> _GIVEN INSTRUCTION_:
Where the string "title" occurs in the material below, report the whole line.

> _Data entries for graphics_:

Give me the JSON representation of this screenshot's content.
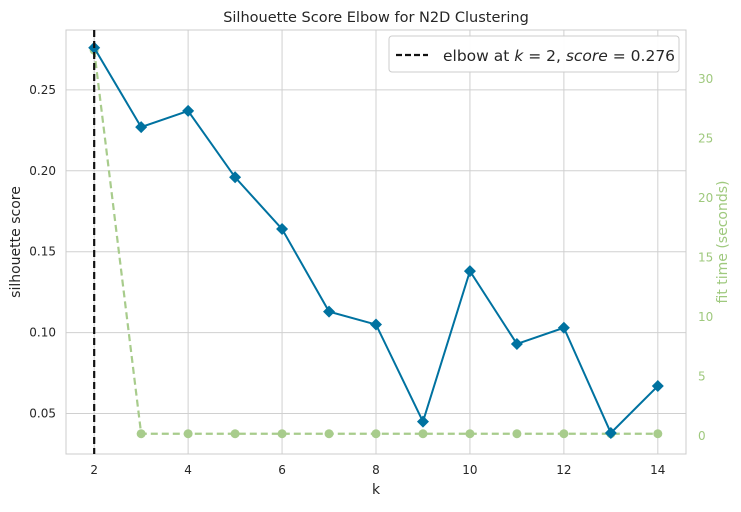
{
  "chart_data": {
    "type": "line",
    "title": "Silhouette Score Elbow for N2D Clustering",
    "xlabel": "k",
    "ylabel": "silhouette score",
    "y2label": "fit time (seconds)",
    "xlim": [
      1.4,
      14.6
    ],
    "ylim": [
      0.025,
      0.287
    ],
    "y2lim": [
      -1.5,
      34.1
    ],
    "x_ticks": [
      2,
      4,
      6,
      8,
      10,
      12,
      14
    ],
    "y_ticks": [
      0.05,
      0.1,
      0.15,
      0.2,
      0.25
    ],
    "y_tick_labels": [
      "0.05",
      "0.10",
      "0.15",
      "0.20",
      "0.25"
    ],
    "y2_ticks": [
      0,
      5,
      10,
      15,
      20,
      25,
      30
    ],
    "grid": true,
    "legend_position": "top-right",
    "series": [
      {
        "axis": "left",
        "marker": "diamond",
        "color": "#0072a0",
        "x": [
          2,
          3,
          4,
          5,
          6,
          7,
          8,
          9,
          10,
          11,
          12,
          13,
          14
        ],
        "values": [
          0.276,
          0.227,
          0.237,
          0.196,
          0.164,
          0.113,
          0.105,
          0.045,
          0.138,
          0.093,
          0.103,
          0.038,
          0.067
        ]
      },
      {
        "axis": "right",
        "marker": "circle",
        "line_style": "dashed",
        "color": "#a8cc8c",
        "x": [
          2,
          3,
          4,
          5,
          6,
          7,
          8,
          9,
          10,
          11,
          12,
          13,
          14
        ],
        "values": [
          32.4,
          0.2,
          0.2,
          0.2,
          0.2,
          0.2,
          0.2,
          0.2,
          0.2,
          0.2,
          0.2,
          0.2,
          0.2
        ]
      }
    ],
    "elbow": {
      "k": 2,
      "score": 0.276,
      "legend_prefix": "elbow at ",
      "k_symbol": "k",
      "eq1": " = 2, ",
      "score_symbol": "score",
      "eq2": " = 0.276"
    },
    "colors": {
      "grid": "#d0d0d0",
      "axis": "#cccccc",
      "text": "#262626",
      "right_axis_text": "#9fc97e",
      "elbow_line": "#111111"
    }
  }
}
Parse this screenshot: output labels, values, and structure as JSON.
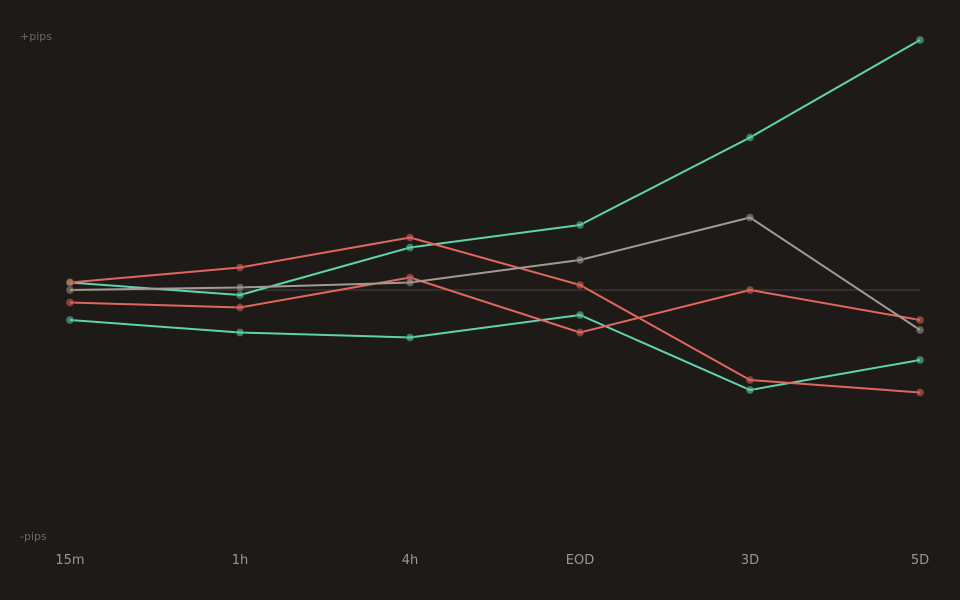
{
  "chart_data": {
    "type": "line",
    "categories": [
      "15m",
      "1h",
      "4h",
      "EOD",
      "3D",
      "5D"
    ],
    "ylabel_top": "+pips",
    "ylabel_bottom": "-pips",
    "ylim": [
      -100,
      100
    ],
    "grid": false,
    "zero_line": true,
    "legend": "none",
    "series": [
      {
        "color": "#5ed4ab",
        "values": [
          3,
          -2,
          17,
          26,
          61,
          100
        ]
      },
      {
        "color": "#5ed4ab",
        "values": [
          -12,
          -17,
          -19,
          -10,
          -40,
          -28
        ]
      },
      {
        "color": "#e0675d",
        "values": [
          3,
          9,
          21,
          2,
          -36,
          -41
        ]
      },
      {
        "color": "#e0675d",
        "values": [
          -5,
          -7,
          5,
          -17,
          0,
          -12
        ]
      },
      {
        "color": "#a39a92",
        "values": [
          0,
          1,
          3,
          12,
          29,
          -16
        ]
      }
    ]
  },
  "colors": {
    "background": "#1e1a17",
    "zero_line": "#3a3532",
    "axis_note": "#6f6863",
    "tick_label": "#9e968f"
  }
}
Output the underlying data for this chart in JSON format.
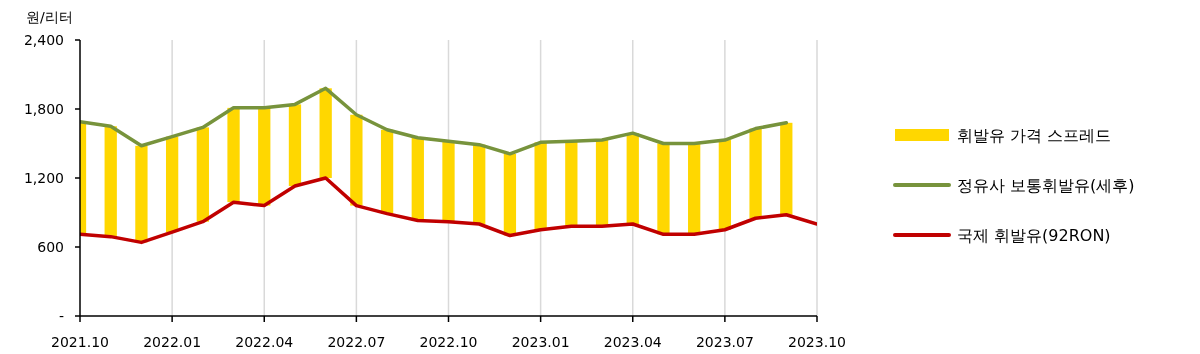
{
  "chart_data": {
    "type": "line",
    "ylabel": "원/리터",
    "x": [
      "2021-10",
      "2021-11",
      "2021-12",
      "2022-01",
      "2022-02",
      "2022-03",
      "2022-04",
      "2022-05",
      "2022-06",
      "2022-07",
      "2022-08",
      "2022-09",
      "2022-10",
      "2022-11",
      "2022-12",
      "2023-01",
      "2023-02",
      "2023-03",
      "2023-04",
      "2023-05",
      "2023-06",
      "2023-07",
      "2023-08",
      "2023-09",
      "2023-10"
    ],
    "series": [
      {
        "name": "휘발유 가격 스프레드",
        "type": "bar",
        "color": "#ffd700",
        "base": [
          710,
          690,
          640,
          730,
          820,
          990,
          960,
          1130,
          1200,
          960,
          890,
          830,
          820,
          800,
          700,
          750,
          780,
          780,
          800,
          710,
          710,
          750,
          850,
          880,
          null
        ],
        "values": [
          980,
          960,
          840,
          830,
          820,
          820,
          850,
          710,
          780,
          790,
          730,
          720,
          700,
          690,
          710,
          760,
          740,
          750,
          790,
          790,
          790,
          780,
          780,
          800,
          null
        ]
      },
      {
        "name": "정유사 보통휘발유(세후)",
        "color": "#77933c",
        "values": [
          1690,
          1650,
          1480,
          1560,
          1640,
          1810,
          1810,
          1840,
          1980,
          1750,
          1620,
          1550,
          1520,
          1490,
          1410,
          1510,
          1520,
          1530,
          1590,
          1500,
          1500,
          1530,
          1630,
          1680,
          null
        ]
      },
      {
        "name": "국제 휘발유(92RON)",
        "color": "#c00000",
        "values": [
          710,
          690,
          640,
          730,
          820,
          990,
          960,
          1130,
          1200,
          960,
          890,
          830,
          820,
          800,
          700,
          750,
          780,
          780,
          800,
          710,
          710,
          750,
          850,
          880,
          800
        ]
      }
    ],
    "xlim": [
      "2021-10",
      "2023-10"
    ],
    "xticks": [
      {
        "value": "2021-10",
        "label": "2021.10"
      },
      {
        "value": "2022-01",
        "label": "2022.01"
      },
      {
        "value": "2022-04",
        "label": "2022.04"
      },
      {
        "value": "2022-07",
        "label": "2022.07"
      },
      {
        "value": "2022-10",
        "label": "2022.10"
      },
      {
        "value": "2023-01",
        "label": "2023.01"
      },
      {
        "value": "2023-04",
        "label": "2023.04"
      },
      {
        "value": "2023-07",
        "label": "2023.07"
      },
      {
        "value": "2023-10",
        "label": "2023.10"
      }
    ],
    "ylim": [
      0,
      2400
    ],
    "yticks": [
      {
        "value": 0,
        "label": "-"
      },
      600,
      {
        "value": 1200,
        "label": "1,200"
      },
      {
        "value": 1800,
        "label": "1,800"
      },
      {
        "value": 2400,
        "label": "2,400"
      }
    ],
    "grid": "x",
    "legend": "right"
  }
}
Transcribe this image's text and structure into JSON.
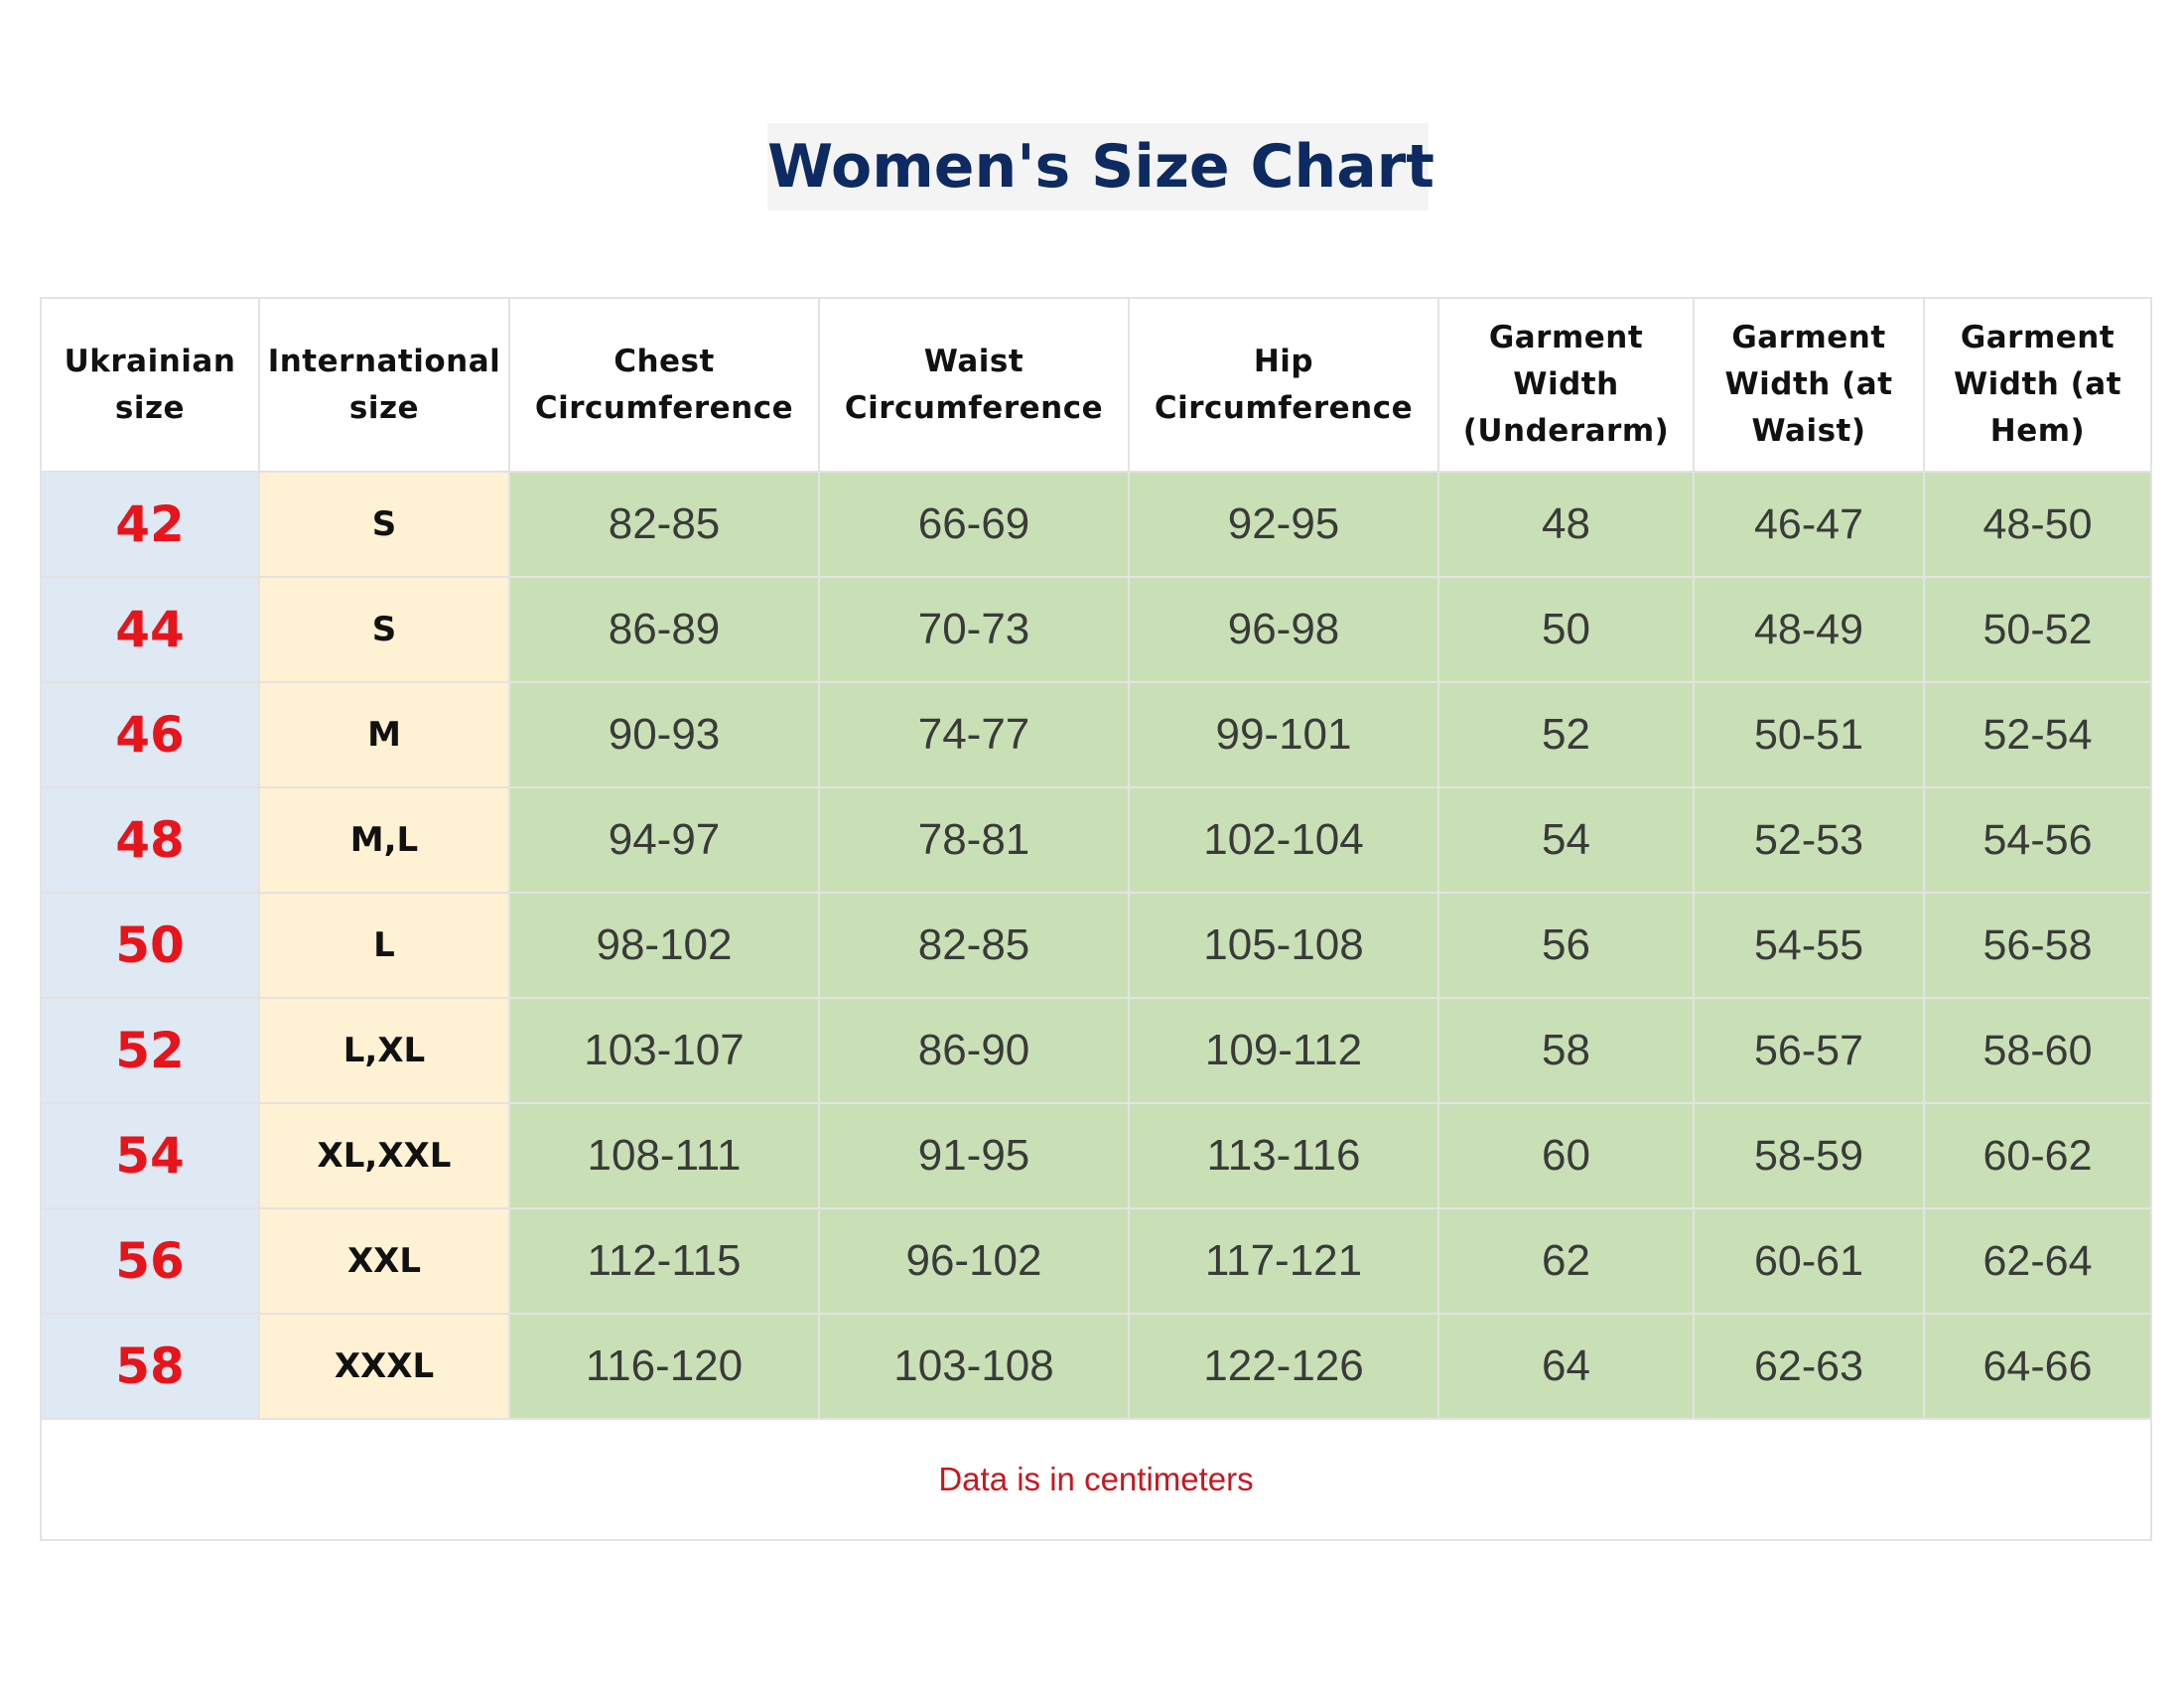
{
  "title": "Women's Size Chart",
  "columns": [
    "Ukrainian size",
    "International size",
    "Chest Circumference",
    "Waist Circumference",
    "Hip Circumference",
    "Garment Width (Underarm)",
    "Garment Width (at Waist)",
    "Garment Width (at Hem)"
  ],
  "rows": [
    {
      "ua": "42",
      "intl": "S",
      "chest": "82-85",
      "waist": "66-69",
      "hip": "92-95",
      "underarm": "48",
      "at_waist": "46-47",
      "at_hem": "48-50"
    },
    {
      "ua": "44",
      "intl": "S",
      "chest": "86-89",
      "waist": "70-73",
      "hip": "96-98",
      "underarm": "50",
      "at_waist": "48-49",
      "at_hem": "50-52"
    },
    {
      "ua": "46",
      "intl": "M",
      "chest": "90-93",
      "waist": "74-77",
      "hip": "99-101",
      "underarm": "52",
      "at_waist": "50-51",
      "at_hem": "52-54"
    },
    {
      "ua": "48",
      "intl": "M,L",
      "chest": "94-97",
      "waist": "78-81",
      "hip": "102-104",
      "underarm": "54",
      "at_waist": "52-53",
      "at_hem": "54-56"
    },
    {
      "ua": "50",
      "intl": "L",
      "chest": "98-102",
      "waist": "82-85",
      "hip": "105-108",
      "underarm": "56",
      "at_waist": "54-55",
      "at_hem": "56-58"
    },
    {
      "ua": "52",
      "intl": "L,XL",
      "chest": "103-107",
      "waist": "86-90",
      "hip": "109-112",
      "underarm": "58",
      "at_waist": "56-57",
      "at_hem": "58-60"
    },
    {
      "ua": "54",
      "intl": "XL,XXL",
      "chest": "108-111",
      "waist": "91-95",
      "hip": "113-116",
      "underarm": "60",
      "at_waist": "58-59",
      "at_hem": "60-62"
    },
    {
      "ua": "56",
      "intl": "XXL",
      "chest": "112-115",
      "waist": "96-102",
      "hip": "117-121",
      "underarm": "62",
      "at_waist": "60-61",
      "at_hem": "62-64"
    },
    {
      "ua": "58",
      "intl": "XXXL",
      "chest": "116-120",
      "waist": "103-108",
      "hip": "122-126",
      "underarm": "64",
      "at_waist": "62-63",
      "at_hem": "64-66"
    }
  ],
  "footer_note": "Data is in centimeters",
  "colors": {
    "title": "#0d2a62",
    "ukrainian_size_text": "#e8141b",
    "ukrainian_size_bg": "#dfe9f4",
    "international_size_bg": "#fff1d4",
    "measurement_bg": "#c9e0b6",
    "footer_text": "#c8171e"
  }
}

> _FINAL RESULT_:
    "title": "Silhouette Score Elbow for N2D Clustering",
  "title": "Women's Size Chart",
    "title": "#0d2a62",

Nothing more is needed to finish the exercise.